_Aim of the task_
Output all lines exactly, with nothing added or dropped.

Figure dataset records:
******

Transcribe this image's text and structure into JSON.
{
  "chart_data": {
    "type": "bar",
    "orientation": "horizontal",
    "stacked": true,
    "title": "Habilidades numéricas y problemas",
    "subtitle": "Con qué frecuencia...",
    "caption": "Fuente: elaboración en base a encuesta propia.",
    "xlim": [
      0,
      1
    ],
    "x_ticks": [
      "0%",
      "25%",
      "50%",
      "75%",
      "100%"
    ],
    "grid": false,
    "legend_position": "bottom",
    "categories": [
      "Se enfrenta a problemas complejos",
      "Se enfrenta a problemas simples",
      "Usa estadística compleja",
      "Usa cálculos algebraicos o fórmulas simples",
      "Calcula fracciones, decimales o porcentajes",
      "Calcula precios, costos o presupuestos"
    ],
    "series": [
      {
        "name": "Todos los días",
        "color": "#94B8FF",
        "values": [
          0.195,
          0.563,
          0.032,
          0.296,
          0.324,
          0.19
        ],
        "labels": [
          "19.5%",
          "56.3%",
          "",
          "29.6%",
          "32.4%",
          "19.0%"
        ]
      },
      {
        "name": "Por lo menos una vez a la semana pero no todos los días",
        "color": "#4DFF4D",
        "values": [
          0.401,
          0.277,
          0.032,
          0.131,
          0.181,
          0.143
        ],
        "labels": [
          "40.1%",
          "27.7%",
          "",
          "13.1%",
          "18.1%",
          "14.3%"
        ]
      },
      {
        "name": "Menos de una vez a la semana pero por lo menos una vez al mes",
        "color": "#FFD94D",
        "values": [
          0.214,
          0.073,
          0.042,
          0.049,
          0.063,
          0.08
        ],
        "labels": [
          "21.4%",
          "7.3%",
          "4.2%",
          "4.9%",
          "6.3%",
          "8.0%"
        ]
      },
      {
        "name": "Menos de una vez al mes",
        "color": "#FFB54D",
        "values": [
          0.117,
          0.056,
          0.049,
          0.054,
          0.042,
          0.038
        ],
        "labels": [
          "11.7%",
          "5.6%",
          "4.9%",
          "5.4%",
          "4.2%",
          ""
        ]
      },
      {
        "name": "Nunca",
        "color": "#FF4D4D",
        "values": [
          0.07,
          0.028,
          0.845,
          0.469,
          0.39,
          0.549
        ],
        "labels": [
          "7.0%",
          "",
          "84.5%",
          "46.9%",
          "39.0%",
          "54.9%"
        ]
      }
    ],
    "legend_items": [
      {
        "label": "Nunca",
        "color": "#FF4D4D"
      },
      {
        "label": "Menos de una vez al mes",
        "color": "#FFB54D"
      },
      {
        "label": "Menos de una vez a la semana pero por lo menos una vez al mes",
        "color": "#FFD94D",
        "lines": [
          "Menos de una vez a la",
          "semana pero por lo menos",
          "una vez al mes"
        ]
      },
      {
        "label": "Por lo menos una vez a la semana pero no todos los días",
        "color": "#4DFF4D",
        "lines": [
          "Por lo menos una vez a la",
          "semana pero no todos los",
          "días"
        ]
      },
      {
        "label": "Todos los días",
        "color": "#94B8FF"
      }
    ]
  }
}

******

_Solution for this problem_
Transcribe this image's text and structure into JSON.
{
  "chart_data": {
    "type": "bar",
    "orientation": "horizontal",
    "stacked": true,
    "title": "Habilidades numéricas y problemas",
    "subtitle": "Con qué frecuencia...",
    "caption": "Fuente: elaboración en base a encuesta propia.",
    "xlim": [
      0,
      1
    ],
    "x_ticks": [
      "0%",
      "25%",
      "50%",
      "75%",
      "100%"
    ],
    "grid": false,
    "legend_position": "bottom",
    "categories": [
      "Se enfrenta a problemas complejos",
      "Se enfrenta a problemas simples",
      "Usa estadística compleja",
      "Usa cálculos algebraicos o fórmulas simples",
      "Calcula fracciones, decimales o porcentajes",
      "Calcula precios, costos o presupuestos"
    ],
    "series": [
      {
        "name": "Todos los días",
        "color": "#94B8FF",
        "values": [
          0.195,
          0.563,
          0.032,
          0.296,
          0.324,
          0.19
        ],
        "labels": [
          "19.5%",
          "56.3%",
          "",
          "29.6%",
          "32.4%",
          "19.0%"
        ]
      },
      {
        "name": "Por lo menos una vez a la semana pero no todos los días",
        "color": "#4DFF4D",
        "values": [
          0.401,
          0.277,
          0.032,
          0.131,
          0.181,
          0.143
        ],
        "labels": [
          "40.1%",
          "27.7%",
          "",
          "13.1%",
          "18.1%",
          "14.3%"
        ]
      },
      {
        "name": "Menos de una vez a la semana pero por lo menos una vez al mes",
        "color": "#FFD94D",
        "values": [
          0.214,
          0.073,
          0.042,
          0.049,
          0.063,
          0.08
        ],
        "labels": [
          "21.4%",
          "7.3%",
          "4.2%",
          "4.9%",
          "6.3%",
          "8.0%"
        ]
      },
      {
        "name": "Menos de una vez al mes",
        "color": "#FFB54D",
        "values": [
          0.117,
          0.056,
          0.049,
          0.054,
          0.042,
          0.038
        ],
        "labels": [
          "11.7%",
          "5.6%",
          "4.9%",
          "5.4%",
          "4.2%",
          ""
        ]
      },
      {
        "name": "Nunca",
        "color": "#FF4D4D",
        "values": [
          0.07,
          0.028,
          0.845,
          0.469,
          0.39,
          0.549
        ],
        "labels": [
          "7.0%",
          "",
          "84.5%",
          "46.9%",
          "39.0%",
          "54.9%"
        ]
      }
    ],
    "legend_items": [
      {
        "label": "Nunca",
        "color": "#FF4D4D"
      },
      {
        "label": "Menos de una vez al mes",
        "color": "#FFB54D"
      },
      {
        "label": "Menos de una vez a la semana pero por lo menos una vez al mes",
        "color": "#FFD94D",
        "lines": [
          "Menos de una vez a la",
          "semana pero por lo menos",
          "una vez al mes"
        ]
      },
      {
        "label": "Por lo menos una vez a la semana pero no todos los días",
        "color": "#4DFF4D",
        "lines": [
          "Por lo menos una vez a la",
          "semana pero no todos los",
          "días"
        ]
      },
      {
        "label": "Todos los días",
        "color": "#94B8FF"
      }
    ]
  }
}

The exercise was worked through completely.